Data listing:
_ _ _ _

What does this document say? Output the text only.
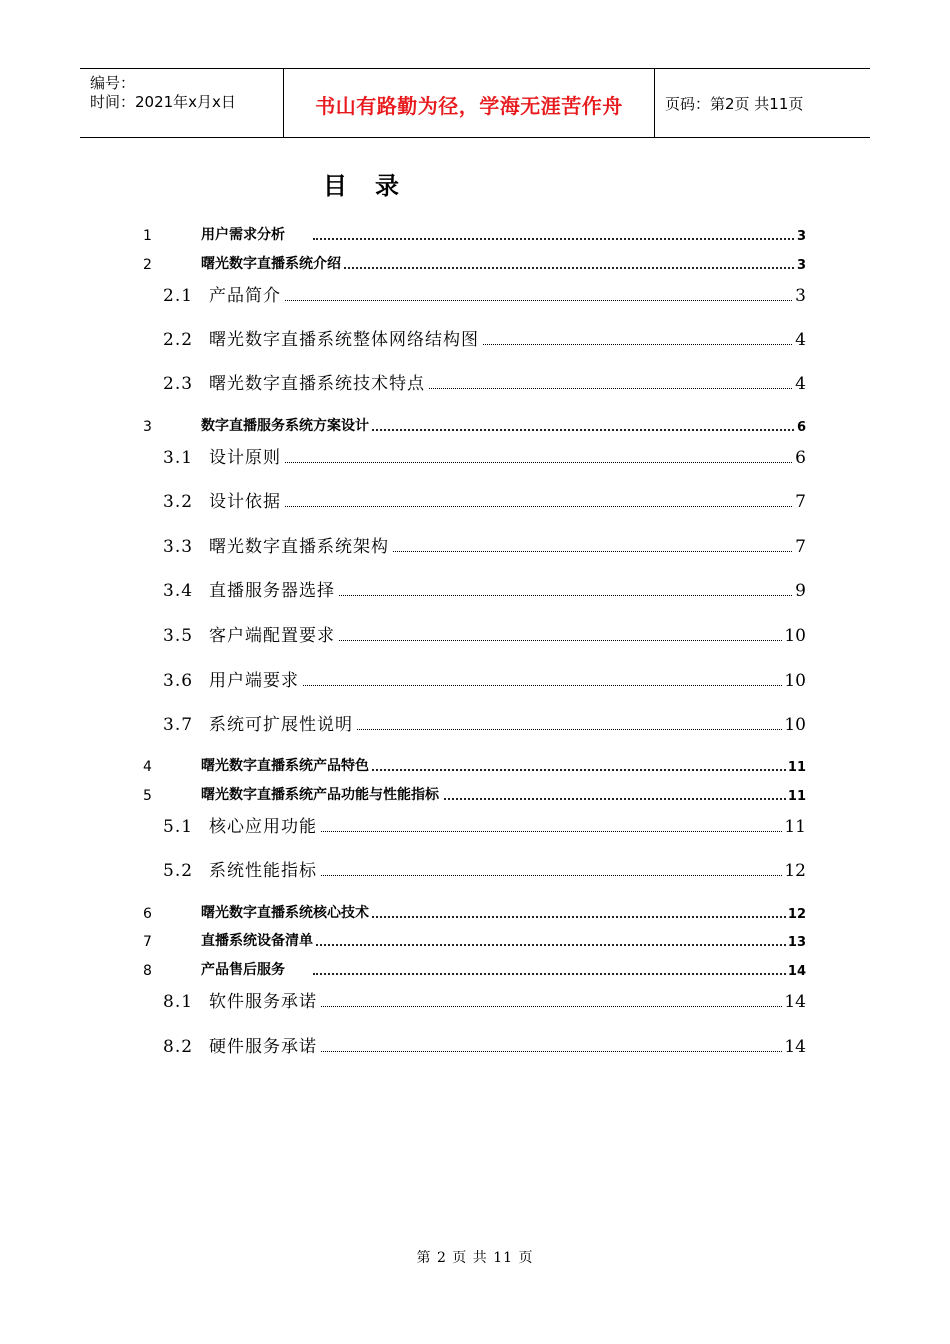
编号：
时间：2021年x月x日	书山有路勤为径，学海无涯苦作舟	页码：第2页 共11页
目录
1	用户需求分析	3
2	曙光数字直播系统介绍	3
2.1 产品简介	3
2.2 曙光数字直播系统整体网络结构图	4
2.3 曙光数字直播系统技术特点	4
3	数字直播服务系统方案设计	6
3.1 设计原则	6
3.2 设计依据	7
3.3 曙光数字直播系统架构	7
3.4 直播服务器选择	9
3.5 客户端配置要求	10
3.6 用户端要求	10
3.7 系统可扩展性说明	10
4	曙光数字直播系统产品特色	11
5	曙光数字直播系统产品功能与性能指标	11
5.1 核心应用功能	11
5.2 系统性能指标	12
6	曙光数字直播系统核心技术	12
7	直播系统设备清单	13
8	产品售后服务	14
8.1 软件服务承诺	14
8.2 硬件服务承诺	14
第 2 页 共 11 页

_ _ _ _

Copy all the entries word for word. Omit any pictures.

What does this document say? Output the text only.
编号：
时间：2021年x月x日	书山有路勤为径，学海无涯苦作舟	页码：第2页 共11页
目录
1	用户需求分析	3
2	曙光数字直播系统介绍	3
2.1 产品简介	3
2.2 曙光数字直播系统整体网络结构图	4
2.3 曙光数字直播系统技术特点	4
3	数字直播服务系统方案设计	6
3.1 设计原则	6
3.2 设计依据	7
3.3 曙光数字直播系统架构	7
3.4 直播服务器选择	9
3.5 客户端配置要求	10
3.6 用户端要求	10
3.7 系统可扩展性说明	10
4	曙光数字直播系统产品特色	11
5	曙光数字直播系统产品功能与性能指标	11
5.1 核心应用功能	11
5.2 系统性能指标	12
6	曙光数字直播系统核心技术	12
7	直播系统设备清单	13
8	产品售后服务	14
8.1 软件服务承诺	14
8.2 硬件服务承诺	14
第 2 页 共 11 页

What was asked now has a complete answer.